**GOAL:**
Can you repeat the lines from the line with "candle-body bbox=[678, 332, 681, 338]" up to and including the line with "candle-body bbox=[352, 358, 355, 362]", copying each one without change?
[BEGIN ENTRIES SUPPLIED]
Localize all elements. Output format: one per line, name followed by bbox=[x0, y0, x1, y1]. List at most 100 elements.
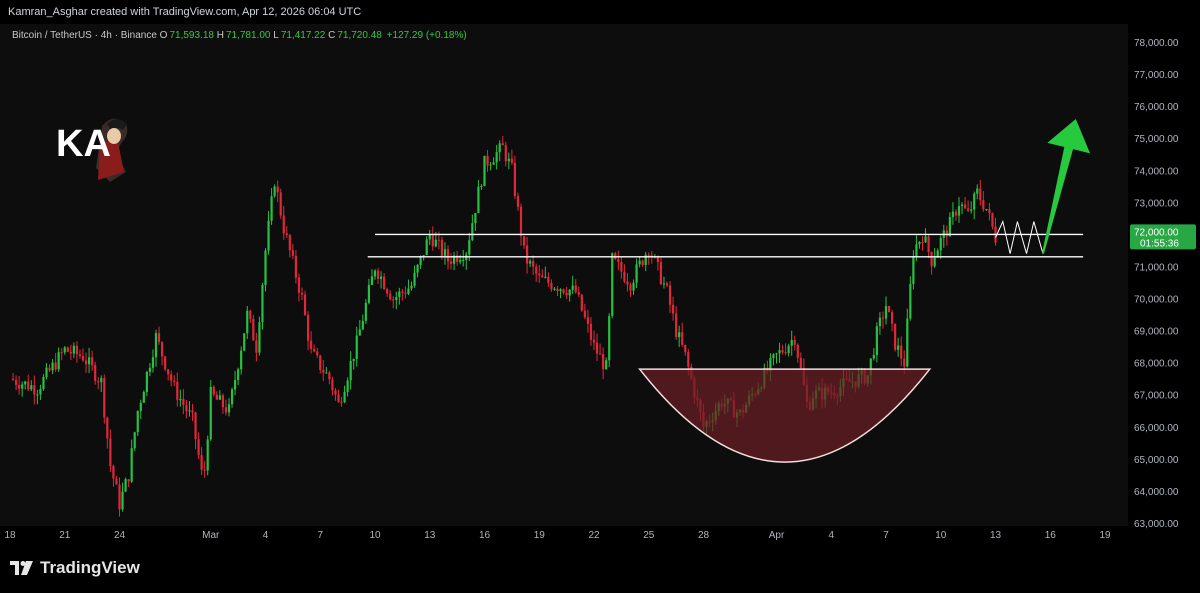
candle-body bbox=[678, 332, 681, 338]
candle-body bbox=[39, 389, 42, 395]
candle-body bbox=[48, 367, 51, 371]
candle-body bbox=[319, 355, 322, 370]
candle-body bbox=[440, 239, 444, 256]
candle-body bbox=[404, 292, 407, 294]
candle-body bbox=[267, 220, 270, 251]
candle-body bbox=[410, 285, 413, 289]
candle-body bbox=[784, 352, 787, 354]
candle-body bbox=[337, 394, 340, 402]
candle-body bbox=[36, 394, 39, 396]
x-tick-label: 22 bbox=[588, 530, 600, 541]
y-tick-label: 74,000.00 bbox=[1134, 166, 1179, 177]
candle-body bbox=[130, 448, 133, 482]
tradingview-logo[interactable]: TradingView bbox=[10, 558, 140, 578]
candle-body bbox=[948, 217, 951, 237]
candle-body bbox=[279, 192, 282, 216]
candle-body bbox=[51, 362, 54, 371]
candle-body bbox=[577, 292, 580, 295]
x-tick-label: Apr bbox=[769, 530, 785, 541]
candle-body bbox=[261, 284, 264, 323]
author-logo: KA bbox=[52, 96, 136, 184]
tradingview-icon bbox=[10, 561, 33, 575]
candle-body bbox=[532, 261, 535, 267]
candle-body bbox=[303, 294, 307, 315]
candle-body bbox=[200, 455, 203, 470]
candle-body bbox=[890, 312, 894, 324]
candle-body bbox=[617, 258, 620, 263]
y-tick-label: 65,000.00 bbox=[1134, 455, 1179, 466]
candle-body bbox=[300, 292, 304, 295]
chart-pane[interactable]: 63,000.00 64,000.00 65,000.00 66,000.00 67,0… bbox=[0, 24, 1200, 546]
candle-body bbox=[909, 283, 912, 319]
candle-body bbox=[775, 353, 778, 355]
candle-body bbox=[595, 342, 599, 354]
candle-body bbox=[297, 277, 301, 293]
candle-body bbox=[574, 285, 577, 293]
candle-body bbox=[352, 358, 355, 362]
candle-body bbox=[249, 310, 252, 319]
candle-body bbox=[635, 264, 638, 283]
candle-body bbox=[626, 281, 629, 285]
candle-body bbox=[224, 407, 228, 413]
candle-body bbox=[501, 143, 504, 146]
candle-body bbox=[109, 438, 112, 466]
x-tick-label: 10 bbox=[935, 530, 947, 541]
candle-body bbox=[255, 340, 258, 353]
candle-body bbox=[605, 360, 608, 370]
candle-body bbox=[538, 273, 541, 276]
x-tick-label: 18 bbox=[4, 530, 16, 541]
candle-body bbox=[167, 369, 170, 375]
candle-body bbox=[486, 155, 489, 166]
candle-body bbox=[912, 256, 915, 284]
candle-body bbox=[796, 344, 799, 358]
candle-body bbox=[75, 345, 79, 355]
candle-body bbox=[988, 209, 991, 214]
y-tick-label: 63,000.00 bbox=[1134, 519, 1179, 530]
candle-body bbox=[215, 394, 218, 400]
y-tick-label: 76,000.00 bbox=[1134, 102, 1179, 113]
candle-body bbox=[313, 348, 316, 352]
low-value: 71,417.22 bbox=[280, 30, 326, 41]
candle-body bbox=[632, 282, 635, 291]
candle-body bbox=[246, 310, 249, 334]
candle-body bbox=[906, 318, 909, 367]
candle-body bbox=[507, 158, 510, 162]
candle-body bbox=[157, 333, 161, 343]
candle-body bbox=[142, 392, 145, 403]
candle-body bbox=[979, 188, 982, 201]
candle-body bbox=[160, 342, 164, 357]
low-label: L bbox=[273, 30, 279, 41]
candle-body bbox=[535, 266, 538, 274]
candle-body bbox=[620, 262, 623, 272]
candle-body bbox=[525, 245, 529, 264]
candle-body bbox=[316, 351, 319, 356]
candle-body bbox=[69, 351, 72, 354]
candle-body bbox=[967, 208, 970, 211]
candle-body bbox=[164, 356, 167, 370]
candle-body bbox=[72, 345, 75, 354]
candle-body bbox=[170, 374, 173, 381]
candle-body bbox=[100, 378, 103, 383]
candle-body bbox=[346, 380, 349, 393]
candle-body bbox=[918, 241, 921, 245]
price-chart[interactable]: 63,000.00 64,000.00 65,000.00 66,000.00 67,0… bbox=[0, 24, 1200, 546]
candle-body bbox=[483, 155, 486, 187]
candle-body bbox=[872, 354, 875, 359]
candle-body bbox=[182, 399, 185, 406]
candle-body bbox=[468, 240, 471, 255]
symbol-legend: Bitcoin / TetherUS · 4h · Binance O 71,59… bbox=[12, 30, 467, 41]
candle-body bbox=[437, 239, 440, 241]
candle-body bbox=[367, 284, 371, 303]
candle-body bbox=[124, 479, 127, 492]
candle-body bbox=[54, 362, 57, 370]
y-tick-label: 71,000.00 bbox=[1134, 262, 1179, 273]
candle-body bbox=[668, 285, 672, 305]
candle-body bbox=[884, 306, 888, 319]
candle-body bbox=[191, 410, 194, 413]
candle-body bbox=[121, 491, 124, 510]
candle-body bbox=[434, 239, 437, 247]
candle-body bbox=[218, 395, 221, 400]
candle-body bbox=[960, 204, 964, 207]
candle-body bbox=[81, 355, 85, 361]
candle-body bbox=[243, 333, 246, 351]
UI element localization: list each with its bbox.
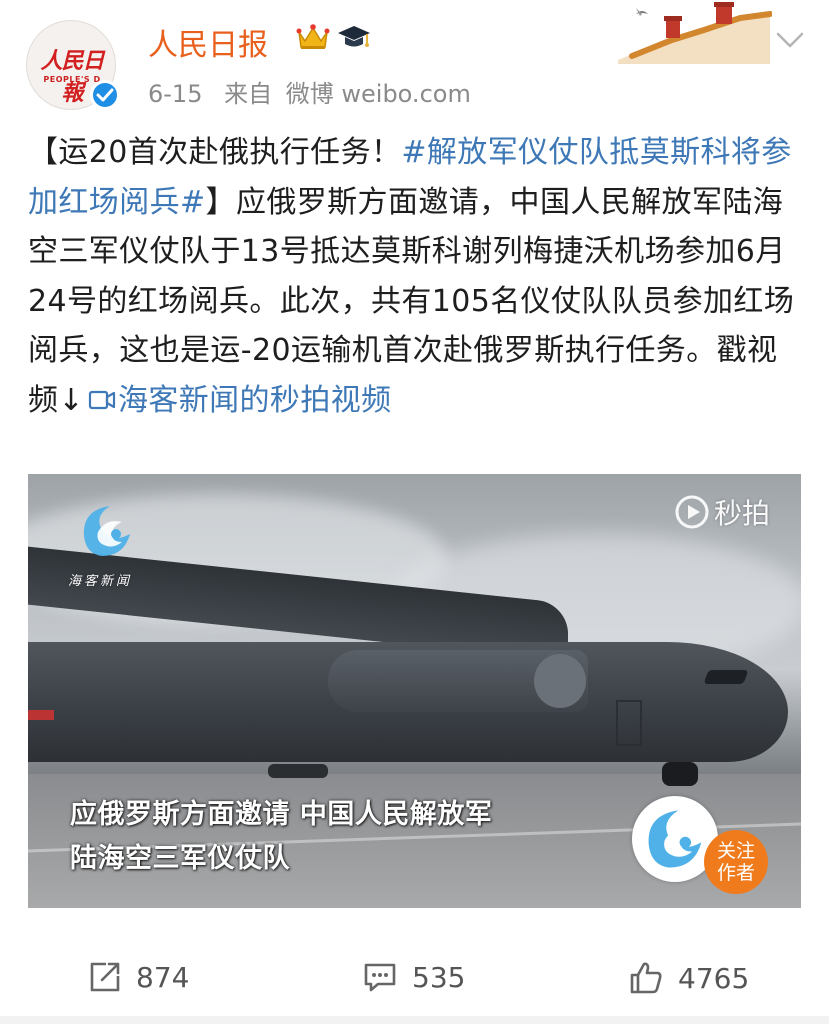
video-link[interactable]: 海客新闻的秒拍视频 xyxy=(84,383,392,418)
miaopai-watermark: 秒拍 xyxy=(674,492,770,532)
graduation-cap-icon[interactable] xyxy=(336,22,372,52)
post-source: 微博 weibo.com xyxy=(285,80,471,108)
like-button[interactable]: 4765 xyxy=(628,960,749,996)
post-title-text: 【运20首次赴俄执行任务！ xyxy=(28,135,402,170)
video-frame-aircraft-stripe xyxy=(28,710,54,720)
comment-count: 535 xyxy=(412,960,466,994)
crown-icon[interactable] xyxy=(296,22,330,52)
verified-badge-icon xyxy=(90,80,120,110)
follow-label: 关注 xyxy=(716,840,755,862)
video-frame-aircraft-door xyxy=(616,700,642,746)
video-player[interactable]: 海客新闻 秒拍 应俄罗斯方面邀请 中国人民解放军 陆海空三军仪仗队 关注 作者 xyxy=(28,474,801,908)
author-label: 作者 xyxy=(716,862,755,884)
repost-count: 874 xyxy=(136,960,190,994)
haike-news-avatar-icon xyxy=(648,810,702,868)
thumbs-up-icon xyxy=(630,962,662,994)
miaopai-play-icon xyxy=(675,495,709,529)
video-frame-aircraft-cockpit xyxy=(703,670,749,684)
video-frame-aircraft-engine-intake xyxy=(534,654,586,708)
miaopai-label: 秒拍 xyxy=(714,497,771,530)
great-wall-banner-icon xyxy=(618,2,772,64)
source-prefix: 来自 xyxy=(224,80,273,108)
video-frame-aircraft-gear xyxy=(662,762,698,786)
repost-icon xyxy=(90,962,120,992)
haike-news-logo-icon xyxy=(83,506,130,556)
chevron-down-icon[interactable] xyxy=(772,28,808,52)
video-subtitle-line-1: 应俄罗斯方面邀请 中国人民解放军 xyxy=(70,799,493,830)
post-date: 6-15 xyxy=(148,80,203,108)
post-action-bar: 874 535 4765 xyxy=(0,940,829,1016)
post-body: 【运20首次赴俄执行任务！#解放军仪仗队抵莫斯科将参加红场阅兵#】应俄罗斯方面邀… xyxy=(28,128,803,425)
bottom-divider xyxy=(0,1016,829,1024)
comment-icon xyxy=(364,963,396,992)
post-meta: 6-15 来自 微博 weibo.com xyxy=(148,74,485,109)
post-header: 人民日報 PEOPLE'S D 人民日报 6-15 来自 微博 weibo.co… xyxy=(0,0,829,120)
repost-button[interactable]: 874 xyxy=(88,960,189,994)
like-count: 4765 xyxy=(678,961,750,995)
follow-author-button[interactable]: 关注 作者 xyxy=(704,830,768,894)
author-name[interactable]: 人民日报 xyxy=(148,20,268,64)
comment-button[interactable]: 535 xyxy=(362,960,465,994)
video-link-label: 海客新闻的秒拍视频 xyxy=(117,382,392,418)
video-link-icon xyxy=(88,390,116,409)
haike-news-logo-text: 海客新闻 xyxy=(68,574,133,589)
video-subtitle-line-2: 陆海空三军仪仗队 xyxy=(70,843,290,874)
video-frame-aircraft-gear-rear xyxy=(268,764,328,778)
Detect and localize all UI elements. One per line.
[END ENTRIES SUPPLIED]
**OUTPUT FOR THIS EXERCISE:**
candle-body bbox=[678, 332, 681, 338]
candle-body bbox=[39, 389, 42, 395]
candle-body bbox=[48, 367, 51, 371]
candle-body bbox=[319, 355, 322, 370]
candle-body bbox=[440, 239, 444, 256]
candle-body bbox=[404, 292, 407, 294]
candle-body bbox=[267, 220, 270, 251]
candle-body bbox=[410, 285, 413, 289]
candle-body bbox=[784, 352, 787, 354]
candle-body bbox=[337, 394, 340, 402]
candle-body bbox=[36, 394, 39, 396]
x-tick-label: 22 bbox=[588, 530, 600, 541]
y-tick-label: 74,000.00 bbox=[1134, 166, 1179, 177]
candle-body bbox=[130, 448, 133, 482]
tradingview-logo[interactable]: TradingView bbox=[10, 558, 140, 578]
candle-body bbox=[948, 217, 951, 237]
candle-body bbox=[279, 192, 282, 216]
candle-body bbox=[51, 362, 54, 371]
candle-body bbox=[577, 292, 580, 295]
x-tick-label: Apr bbox=[769, 530, 785, 541]
candle-body bbox=[261, 284, 264, 323]
author-logo: KA bbox=[52, 96, 136, 184]
tradingview-icon bbox=[10, 561, 33, 575]
candle-body bbox=[532, 261, 535, 267]
candle-body bbox=[303, 294, 307, 315]
candle-body bbox=[200, 455, 203, 470]
candle-body bbox=[890, 312, 894, 324]
candle-body bbox=[617, 258, 620, 263]
y-tick-label: 65,000.00 bbox=[1134, 455, 1179, 466]
candle-body bbox=[300, 292, 304, 295]
chart-pane[interactable]: 63,000.00 64,000.00 65,000.00 66,000.00 67,0… bbox=[0, 24, 1200, 546]
candle-body bbox=[909, 283, 912, 319]
candle-body bbox=[775, 353, 778, 355]
candle-body bbox=[595, 342, 599, 354]
candle-body bbox=[297, 277, 301, 293]
candle-body bbox=[574, 285, 577, 293]
candle-body bbox=[352, 358, 355, 362]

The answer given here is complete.